◆ GOAL
In the data below, change "x-tick-label" to "x-axis-label" in the part that opens with the line containing "x-tick-label: 7000 <box>479 436 510 450</box>" and closes with the line containing "series-line-13 <box>85 236 570 413</box>", and leave everything else the same. Return only those lines.

◆ LISTED ENTRIES
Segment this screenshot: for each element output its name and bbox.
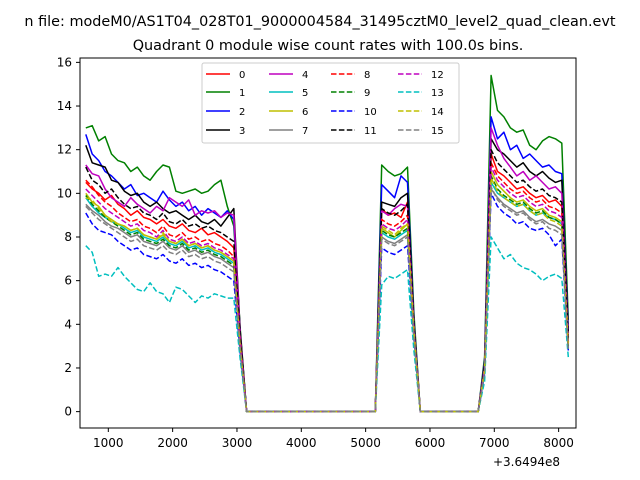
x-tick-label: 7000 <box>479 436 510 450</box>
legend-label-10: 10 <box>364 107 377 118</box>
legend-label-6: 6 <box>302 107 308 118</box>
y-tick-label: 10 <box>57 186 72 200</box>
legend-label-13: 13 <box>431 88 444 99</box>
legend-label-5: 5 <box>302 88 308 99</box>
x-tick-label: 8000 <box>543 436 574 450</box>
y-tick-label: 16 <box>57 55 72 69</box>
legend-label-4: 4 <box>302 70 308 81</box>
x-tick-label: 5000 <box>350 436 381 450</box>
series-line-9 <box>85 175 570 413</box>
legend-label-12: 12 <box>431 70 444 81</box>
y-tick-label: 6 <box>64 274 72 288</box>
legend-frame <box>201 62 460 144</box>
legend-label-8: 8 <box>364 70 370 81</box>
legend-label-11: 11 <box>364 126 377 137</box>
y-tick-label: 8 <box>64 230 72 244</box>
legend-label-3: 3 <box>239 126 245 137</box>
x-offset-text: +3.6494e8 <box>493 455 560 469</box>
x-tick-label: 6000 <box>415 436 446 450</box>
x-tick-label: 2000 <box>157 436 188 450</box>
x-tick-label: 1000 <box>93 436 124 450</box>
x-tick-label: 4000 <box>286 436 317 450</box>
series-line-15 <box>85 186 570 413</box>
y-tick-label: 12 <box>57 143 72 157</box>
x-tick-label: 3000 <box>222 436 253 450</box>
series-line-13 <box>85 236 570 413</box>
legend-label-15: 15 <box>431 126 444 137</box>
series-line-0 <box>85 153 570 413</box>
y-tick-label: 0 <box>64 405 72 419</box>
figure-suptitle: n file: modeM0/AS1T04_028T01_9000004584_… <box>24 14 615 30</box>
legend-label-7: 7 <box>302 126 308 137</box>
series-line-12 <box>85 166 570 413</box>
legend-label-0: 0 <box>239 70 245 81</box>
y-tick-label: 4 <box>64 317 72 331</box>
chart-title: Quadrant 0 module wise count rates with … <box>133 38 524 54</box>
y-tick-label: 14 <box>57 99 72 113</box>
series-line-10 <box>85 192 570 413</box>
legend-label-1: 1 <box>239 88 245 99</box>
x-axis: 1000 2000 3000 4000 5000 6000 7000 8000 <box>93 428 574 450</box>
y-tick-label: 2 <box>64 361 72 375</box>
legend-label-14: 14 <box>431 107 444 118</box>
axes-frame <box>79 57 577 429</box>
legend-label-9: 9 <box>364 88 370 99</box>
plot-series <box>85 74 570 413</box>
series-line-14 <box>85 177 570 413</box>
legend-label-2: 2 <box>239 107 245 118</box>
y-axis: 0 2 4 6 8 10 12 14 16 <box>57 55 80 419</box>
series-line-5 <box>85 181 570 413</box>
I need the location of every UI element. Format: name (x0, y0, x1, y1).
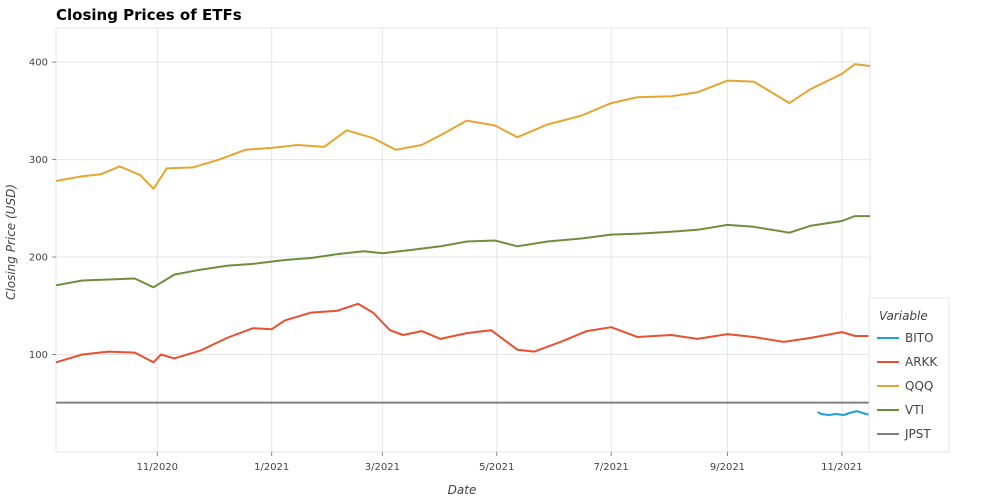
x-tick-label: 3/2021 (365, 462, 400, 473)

◆ SOLUTION
x-axis-label: 7000 <box>479 436 510 450</box>
legend-label-10: 10 <box>364 107 377 118</box>
legend-label-6: 6 <box>302 107 308 118</box>
y-tick-label: 10 <box>57 186 72 200</box>
legend-label-13: 13 <box>431 88 444 99</box>
legend-label-5: 5 <box>302 88 308 99</box>
x-axis-label: 8000 <box>543 436 574 450</box>
y-tick-label: 16 <box>57 55 72 69</box>
legend-label-4: 4 <box>302 70 308 81</box>
x-axis-label: 5000 <box>350 436 381 450</box>
series-line-9 <box>85 175 570 413</box>
legend-label-12: 12 <box>431 70 444 81</box>
y-tick-label: 6 <box>64 274 72 288</box>
legend-frame <box>201 62 460 144</box>
legend-label-8: 8 <box>364 70 370 81</box>
legend-label-11: 11 <box>364 126 377 137</box>
y-tick-label: 8 <box>64 230 72 244</box>
legend-label-3: 3 <box>239 126 245 137</box>
x-offset-text: +3.6494e8 <box>493 455 560 469</box>
x-axis-label: 6000 <box>415 436 446 450</box>
x-axis-label: 2000 <box>157 436 188 450</box>
x-axis-label: 1000 <box>93 436 124 450</box>
x-axis-label: 4000 <box>286 436 317 450</box>
series-line-15 <box>85 186 570 413</box>
y-tick-label: 12 <box>57 143 72 157</box>
x-axis-label: 3000 <box>222 436 253 450</box>
series-line-13 <box>85 236 570 413</box>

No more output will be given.